** Begin **

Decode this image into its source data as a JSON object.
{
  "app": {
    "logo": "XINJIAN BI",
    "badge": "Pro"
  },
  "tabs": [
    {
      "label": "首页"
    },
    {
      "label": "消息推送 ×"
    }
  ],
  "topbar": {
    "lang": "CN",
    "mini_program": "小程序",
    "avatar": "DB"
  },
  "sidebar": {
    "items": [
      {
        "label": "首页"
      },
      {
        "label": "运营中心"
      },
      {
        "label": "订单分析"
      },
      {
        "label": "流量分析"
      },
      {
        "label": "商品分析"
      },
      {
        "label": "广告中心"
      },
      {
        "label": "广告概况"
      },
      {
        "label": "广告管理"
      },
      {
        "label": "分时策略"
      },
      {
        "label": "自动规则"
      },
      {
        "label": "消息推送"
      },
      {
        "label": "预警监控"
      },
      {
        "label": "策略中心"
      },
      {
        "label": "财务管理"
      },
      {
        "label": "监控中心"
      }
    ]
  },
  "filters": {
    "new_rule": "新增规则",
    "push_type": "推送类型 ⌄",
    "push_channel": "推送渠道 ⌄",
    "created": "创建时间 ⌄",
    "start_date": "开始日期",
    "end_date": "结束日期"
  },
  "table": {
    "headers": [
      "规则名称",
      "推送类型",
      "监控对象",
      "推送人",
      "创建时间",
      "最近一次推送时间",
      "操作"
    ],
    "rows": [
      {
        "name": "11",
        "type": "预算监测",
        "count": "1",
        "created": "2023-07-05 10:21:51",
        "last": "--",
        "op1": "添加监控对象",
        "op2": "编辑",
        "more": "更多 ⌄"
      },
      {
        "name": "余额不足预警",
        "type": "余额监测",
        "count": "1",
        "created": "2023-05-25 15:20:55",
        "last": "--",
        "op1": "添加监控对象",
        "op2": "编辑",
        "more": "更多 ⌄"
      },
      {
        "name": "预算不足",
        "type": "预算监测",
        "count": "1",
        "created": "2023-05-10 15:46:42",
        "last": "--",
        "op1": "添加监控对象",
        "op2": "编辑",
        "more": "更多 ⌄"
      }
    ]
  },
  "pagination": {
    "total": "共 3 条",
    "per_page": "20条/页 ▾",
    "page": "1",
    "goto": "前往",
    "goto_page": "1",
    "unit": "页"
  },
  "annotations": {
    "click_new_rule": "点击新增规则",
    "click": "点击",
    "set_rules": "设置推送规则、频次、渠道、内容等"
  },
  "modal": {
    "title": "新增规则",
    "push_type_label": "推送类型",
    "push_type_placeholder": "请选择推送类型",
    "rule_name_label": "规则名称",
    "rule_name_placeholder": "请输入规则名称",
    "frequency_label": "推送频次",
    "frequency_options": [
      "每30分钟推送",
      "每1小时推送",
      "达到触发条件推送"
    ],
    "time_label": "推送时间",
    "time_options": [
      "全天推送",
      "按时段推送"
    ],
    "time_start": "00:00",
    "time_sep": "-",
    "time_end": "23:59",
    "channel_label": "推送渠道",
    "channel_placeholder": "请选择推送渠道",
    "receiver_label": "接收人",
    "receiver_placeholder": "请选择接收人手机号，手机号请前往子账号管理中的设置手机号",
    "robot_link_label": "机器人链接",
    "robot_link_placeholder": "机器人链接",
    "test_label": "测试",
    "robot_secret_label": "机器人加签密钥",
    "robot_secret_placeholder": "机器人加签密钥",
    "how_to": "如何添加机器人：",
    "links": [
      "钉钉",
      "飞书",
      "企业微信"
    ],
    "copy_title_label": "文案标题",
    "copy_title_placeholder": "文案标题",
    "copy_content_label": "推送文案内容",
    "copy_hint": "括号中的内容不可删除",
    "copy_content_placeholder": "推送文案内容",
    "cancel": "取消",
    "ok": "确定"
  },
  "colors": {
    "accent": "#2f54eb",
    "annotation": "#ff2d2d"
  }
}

** End **

TASK TO COMPLETE> Transcribe the whole listing with nothing added or left out.

SOLUTION TO THE PROBLEM>
Decode this image into its source data as a JSON object.
{
  "app": {
    "logo": "XINJIAN BI",
    "badge": "Pro"
  },
  "tabs": [
    {
      "label": "首页"
    },
    {
      "label": "消息推送 ×"
    }
  ],
  "topbar": {
    "lang": "CN",
    "mini_program": "小程序",
    "avatar": "DB"
  },
  "sidebar": {
    "items": [
      {
        "label": "首页"
      },
      {
        "label": "运营中心"
      },
      {
        "label": "订单分析"
      },
      {
        "label": "流量分析"
      },
      {
        "label": "商品分析"
      },
      {
        "label": "广告中心"
      },
      {
        "label": "广告概况"
      },
      {
        "label": "广告管理"
      },
      {
        "label": "分时策略"
      },
      {
        "label": "自动规则"
      },
      {
        "label": "消息推送"
      },
      {
        "label": "预警监控"
      },
      {
        "label": "策略中心"
      },
      {
        "label": "财务管理"
      },
      {
        "label": "监控中心"
      }
    ]
  },
  "filters": {
    "new_rule": "新增规则",
    "push_type": "推送类型 ⌄",
    "push_channel": "推送渠道 ⌄",
    "created": "创建时间 ⌄",
    "start_date": "开始日期",
    "end_date": "结束日期"
  },
  "table": {
    "headers": [
      "规则名称",
      "推送类型",
      "监控对象",
      "推送人",
      "创建时间",
      "最近一次推送时间",
      "操作"
    ],
    "rows": [
      {
        "name": "11",
        "type": "预算监测",
        "count": "1",
        "created": "2023-07-05 10:21:51",
        "last": "--",
        "op1": "添加监控对象",
        "op2": "编辑",
        "more": "更多 ⌄"
      },
      {
        "name": "余额不足预警",
        "type": "余额监测",
        "count": "1",
        "created": "2023-05-25 15:20:55",
        "last": "--",
        "op1": "添加监控对象",
        "op2": "编辑",
        "more": "更多 ⌄"
      },
      {
        "name": "预算不足",
        "type": "预算监测",
        "count": "1",
        "created": "2023-05-10 15:46:42",
        "last": "--",
        "op1": "添加监控对象",
        "op2": "编辑",
        "more": "更多 ⌄"
      }
    ]
  },
  "pagination": {
    "total": "共 3 条",
    "per_page": "20条/页 ▾",
    "page": "1",
    "goto": "前往",
    "goto_page": "1",
    "unit": "页"
  },
  "annotations": {
    "click_new_rule": "点击新增规则",
    "click": "点击",
    "set_rules": "设置推送规则、频次、渠道、内容等"
  },
  "modal": {
    "title": "新增规则",
    "push_type_label": "推送类型",
    "push_type_placeholder": "请选择推送类型",
    "rule_name_label": "规则名称",
    "rule_name_placeholder": "请输入规则名称",
    "frequency_label": "推送频次",
    "frequency_options": [
      "每30分钟推送",
      "每1小时推送",
      "达到触发条件推送"
    ],
    "time_label": "推送时间",
    "time_options": [
      "全天推送",
      "按时段推送"
    ],
    "time_start": "00:00",
    "time_sep": "-",
    "time_end": "23:59",
    "channel_label": "推送渠道",
    "channel_placeholder": "请选择推送渠道",
    "receiver_label": "接收人",
    "receiver_placeholder": "请选择接收人手机号，手机号请前往子账号管理中的设置手机号",
    "robot_link_label": "机器人链接",
    "robot_link_placeholder": "机器人链接",
    "test_label": "测试",
    "robot_secret_label": "机器人加签密钥",
    "robot_secret_placeholder": "机器人加签密钥",
    "how_to": "如何添加机器人：",
    "links": [
      "钉钉",
      "飞书",
      "企业微信"
    ],
    "copy_title_label": "文案标题",
    "copy_title_placeholder": "文案标题",
    "copy_content_label": "推送文案内容",
    "copy_hint": "括号中的内容不可删除",
    "copy_content_placeholder": "推送文案内容",
    "cancel": "取消",
    "ok": "确定"
  },
  "colors": {
    "accent": "#2f54eb",
    "annotation": "#ff2d2d"
  }
}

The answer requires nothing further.